• **THE EXERCISE**
Look for the string "Tárolókészlet" in every line, and copy each line that has it.

━━━ DATA FOR PROCESSING ━━━

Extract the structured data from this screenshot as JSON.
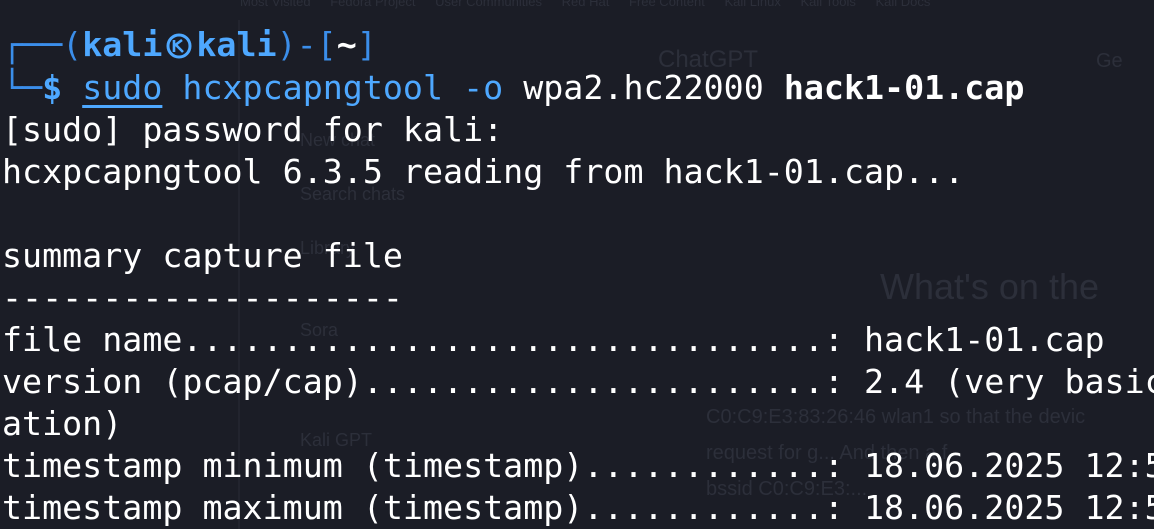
{
  "background_ui": {
    "bookmarks": [
      "Most Visited",
      "Fedora Project",
      "User Communities",
      "Red Hat",
      "Free Content",
      "Kali Linux",
      "Kali Tools",
      "Kali Docs"
    ],
    "title": "ChatGPT",
    "get_button": "Ge",
    "sidebar_items": [
      "New chat",
      "Search chats",
      "Library",
      "Sora",
      "Kali GPT"
    ],
    "heading": "What's on the",
    "text_lines": [
      "C0:C9:E3:83:26:46 wlan1  so that the devic",
      "request for g... And then a f",
      "bssid C0:C9:E3:..."
    ]
  },
  "prompt": {
    "user": "kali",
    "host": "kali",
    "path": "~",
    "symbol": "$"
  },
  "command": {
    "sudo": "sudo",
    "tool": "hcxpcapngtool",
    "flag": "-o",
    "output": "wpa2.hc22000",
    "input": "hack1-01.cap"
  },
  "output_lines": [
    "[sudo] password for kali:",
    "hcxpcapngtool 6.3.5 reading from hack1-01.cap...",
    "",
    "summary capture file",
    "--------------------",
    "file name................................: hack1-01.cap",
    "version (pcap/cap).......................: 2.4 (very basic",
    "ation)",
    "timestamp minimum (timestamp)............: 18.06.2025 12:5",
    "timestamp maximum (timestamp)............: 18.06.2025 12:5"
  ],
  "colors": {
    "background": "#1b1d26",
    "prompt_box": "#3b8eea",
    "accent_blue": "#4ea8ff",
    "text": "#ffffff"
  }
}
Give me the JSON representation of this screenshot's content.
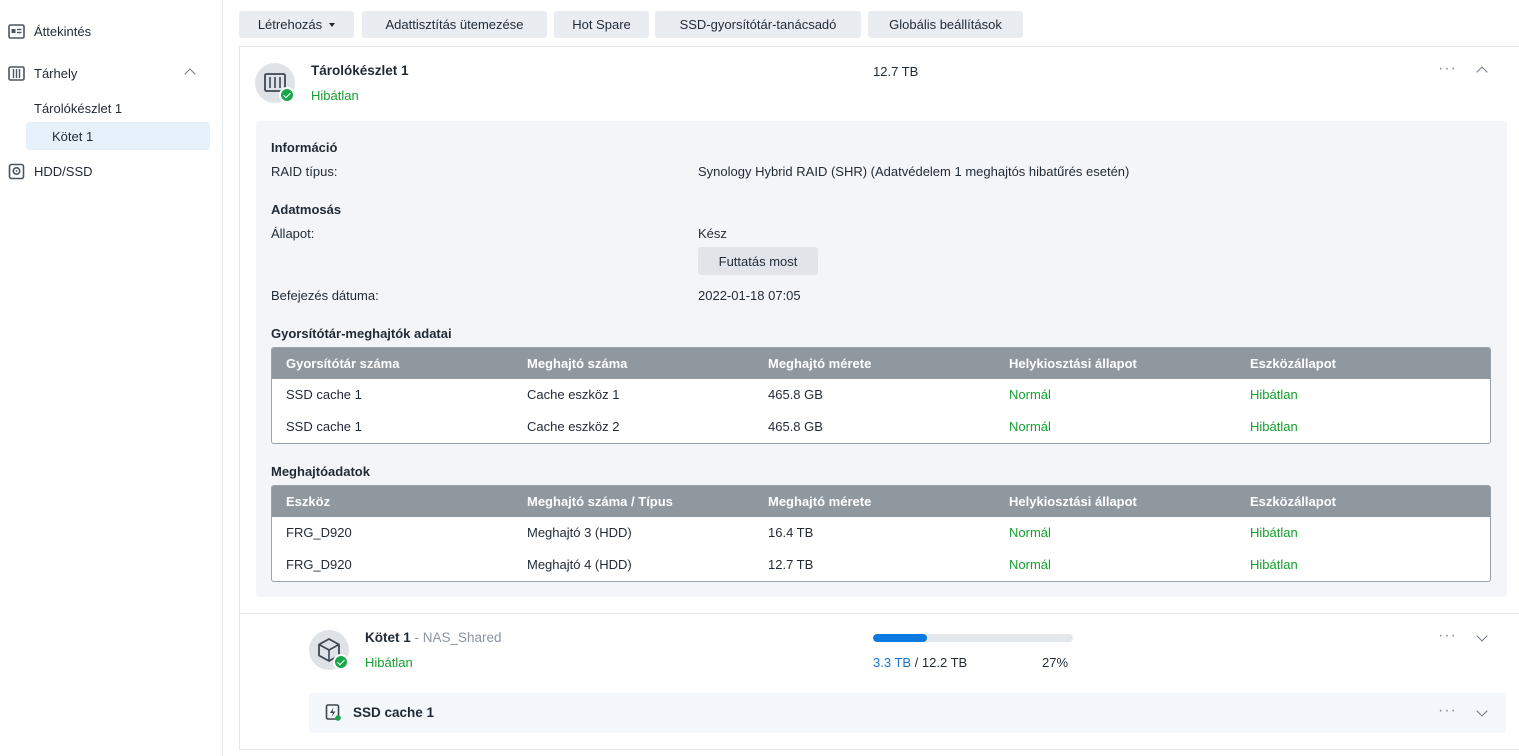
{
  "sidebar": {
    "overview": "Áttekintés",
    "storage": "Tárhely",
    "pool": "Tárolókészlet 1",
    "volume": "Kötet 1",
    "hdd": "HDD/SSD"
  },
  "toolbar": {
    "create": "Létrehozás",
    "scrub_schedule": "Adattisztítás ütemezése",
    "hot_spare": "Hot Spare",
    "ssd_advisor": "SSD-gyorsítótár-tanácsadó",
    "global_settings": "Globális beállítások"
  },
  "pool": {
    "name": "Tárolókészlet 1",
    "status": "Hibátlan",
    "size": "12.7 TB"
  },
  "info": {
    "section_title": "Információ",
    "raid_label": "RAID típus:",
    "raid_value": "Synology Hybrid RAID (SHR) (Adatvédelem 1 meghajtós hibatűrés esetén)"
  },
  "scrub": {
    "section_title": "Adatmosás",
    "state_label": "Állapot:",
    "state_value": "Kész",
    "run_button": "Futtatás most",
    "finished_label": "Befejezés dátuma:",
    "finished_value": "2022-01-18 07:05"
  },
  "cache_table": {
    "title": "Gyorsítótár-meghajtók adatai",
    "headers": [
      "Gyorsítótár száma",
      "Meghajtó száma",
      "Meghajtó mérete",
      "Helykiosztási állapot",
      "Eszközállapot"
    ],
    "rows": [
      [
        "SSD cache 1",
        "Cache eszköz 1",
        "465.8 GB",
        "Normál",
        "Hibátlan"
      ],
      [
        "SSD cache 1",
        "Cache eszköz 2",
        "465.8 GB",
        "Normál",
        "Hibátlan"
      ]
    ]
  },
  "drive_table": {
    "title": "Meghajtóadatok",
    "headers": [
      "Eszköz",
      "Meghajtó száma / Típus",
      "Meghajtó mérete",
      "Helykiosztási állapot",
      "Eszközállapot"
    ],
    "rows": [
      [
        "FRG_D920",
        "Meghajtó 3 (HDD)",
        "16.4 TB",
        "Normál",
        "Hibátlan"
      ],
      [
        "FRG_D920",
        "Meghajtó 4 (HDD)",
        "12.7 TB",
        "Normál",
        "Hibátlan"
      ]
    ]
  },
  "volume": {
    "name": "Kötet 1",
    "separator": " - ",
    "description": "NAS_Shared",
    "status": "Hibátlan",
    "used": "3.3 TB",
    "slash": " / ",
    "total": "12.2 TB",
    "percent_label": "27%",
    "usage_fraction": 0.27
  },
  "ssd_cache": {
    "name": "SSD cache 1"
  },
  "more_icon": "···",
  "colors": {
    "ok_green": "#14a02e",
    "accent_blue": "#0a7ae0",
    "table_header": "#8f979f"
  }
}
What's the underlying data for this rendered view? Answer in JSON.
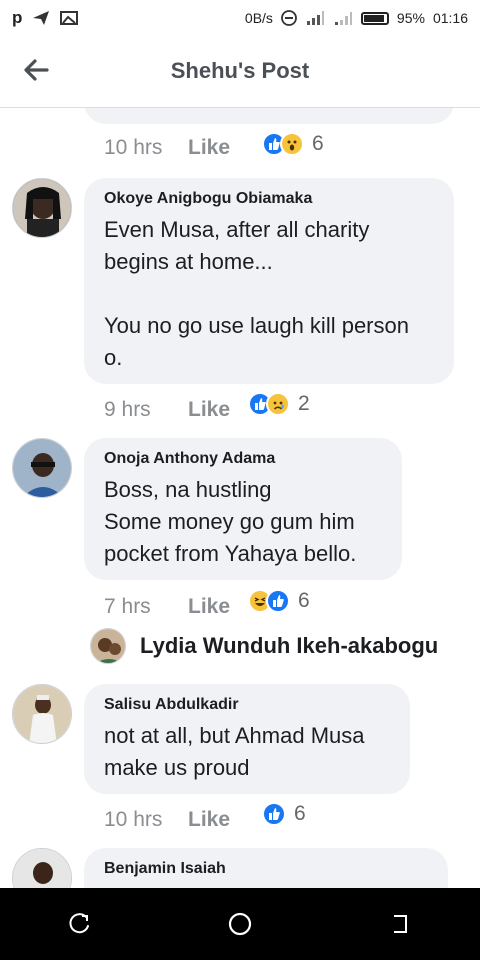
{
  "status_bar": {
    "left_icons": [
      "p-app-icon",
      "send-icon",
      "image-icon"
    ],
    "net_speed": "0B/s",
    "battery": "95%",
    "time": "01:16"
  },
  "header": {
    "title": "Shehu's Post"
  },
  "comments": [
    {
      "time": "10 hrs",
      "like": "Like",
      "reactions": [
        "like",
        "wow"
      ],
      "count": "6"
    },
    {
      "author": "Okoye Anigbogu Obiamaka",
      "text": "Even Musa, after all charity\nbegins at home...\n\nYou no go use laugh kill person\no.",
      "time": "9 hrs",
      "like": "Like",
      "reactions": [
        "like",
        "sad"
      ],
      "count": "2"
    },
    {
      "author": "Onoja Anthony Adama",
      "text": "Boss, na hustling\nSome money go gum him\npocket from Yahaya bello.",
      "time": "7 hrs",
      "like": "Like",
      "reactions": [
        "haha",
        "like"
      ],
      "count": "6"
    },
    {
      "author": "Salisu Abdulkadir",
      "text": "not at all, but Ahmad Musa\nmake us proud",
      "time": "10 hrs",
      "like": "Like",
      "reactions": [
        "like"
      ],
      "count": "6"
    },
    {
      "author": "Benjamin Isaiah"
    }
  ],
  "reply": {
    "name": "Lydia Wunduh Ikeh-akabogu"
  },
  "colors": {
    "bubble": "#f0f2f5",
    "like_blue": "#1877f2",
    "meta_gray": "#8a8d91"
  }
}
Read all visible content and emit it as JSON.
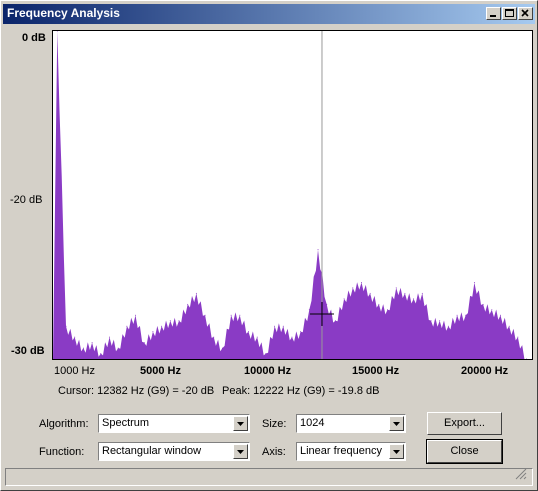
{
  "window": {
    "title": "Frequency Analysis"
  },
  "titlebar_buttons": {
    "minimize": "minimize-icon",
    "maximize": "maximize-icon",
    "close": "close-icon"
  },
  "plot": {
    "y_labels": [
      "0 dB",
      "-20 dB",
      "-30 dB"
    ],
    "x_labels": [
      "1000 Hz",
      "5000 Hz",
      "10000 Hz",
      "15000 Hz",
      "20000 Hz"
    ],
    "fill_color": "#8a3bc5",
    "cursor_line_color": "#999999"
  },
  "chart_data": {
    "type": "area",
    "x": [
      200,
      600,
      1000,
      1400,
      1800,
      2200,
      2600,
      3000,
      3400,
      3800,
      4200,
      4600,
      5000,
      5400,
      5800,
      6200,
      6600,
      7000,
      7400,
      7800,
      8200,
      8600,
      9000,
      9400,
      9800,
      10200,
      10600,
      11000,
      11400,
      11800,
      12200,
      12600,
      13000,
      13400,
      13800,
      14200,
      14600,
      15000,
      15400,
      15800,
      16200,
      16600,
      17000,
      17400,
      17800,
      18200,
      18600,
      19000,
      19400,
      19800,
      20200,
      20600,
      21000,
      21400,
      21800
    ],
    "y": [
      0,
      -27,
      -28,
      -29,
      -28.5,
      -29.5,
      -28,
      -29,
      -27,
      -26,
      -28.5,
      -27.5,
      -27,
      -26.5,
      -26.5,
      -25,
      -24,
      -26,
      -28,
      -29,
      -26,
      -26,
      -27.5,
      -28,
      -29.5,
      -27,
      -27,
      -28,
      -27.5,
      -25.5,
      -20,
      -25,
      -26.5,
      -24.5,
      -23.5,
      -23,
      -24,
      -25,
      -25.5,
      -23.5,
      -24,
      -24.5,
      -24,
      -26.5,
      -26.5,
      -27,
      -26,
      -26,
      -23,
      -25,
      -25.5,
      -26,
      -27,
      -28,
      -30
    ],
    "xlabel": "",
    "ylabel": "",
    "xlim": [
      0,
      22050
    ],
    "ylim": [
      -30,
      0
    ],
    "x_tick_labels": [
      "1000 Hz",
      "5000 Hz",
      "10000 Hz",
      "15000 Hz",
      "20000 Hz"
    ],
    "y_tick_labels": [
      "0 dB",
      "-20 dB",
      "-30 dB"
    ],
    "cursor_hz": 12382,
    "grid": false
  },
  "readout": {
    "cursor": "Cursor: 12382 Hz (G9) = -20 dB",
    "peak": "Peak: 12222 Hz (G9) = -19.8 dB"
  },
  "controls": {
    "algorithm_label": "Algorithm:",
    "algorithm_value": "Spectrum",
    "size_label": "Size:",
    "size_value": "1024",
    "function_label": "Function:",
    "function_value": "Rectangular window",
    "axis_label": "Axis:",
    "axis_value": "Linear frequency",
    "export_label": "Export...",
    "close_label": "Close"
  }
}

━━━

• **TASK SOLUTION**
    "pool": "Tárolókészlet 1",
    "name": "Tárolókészlet 1",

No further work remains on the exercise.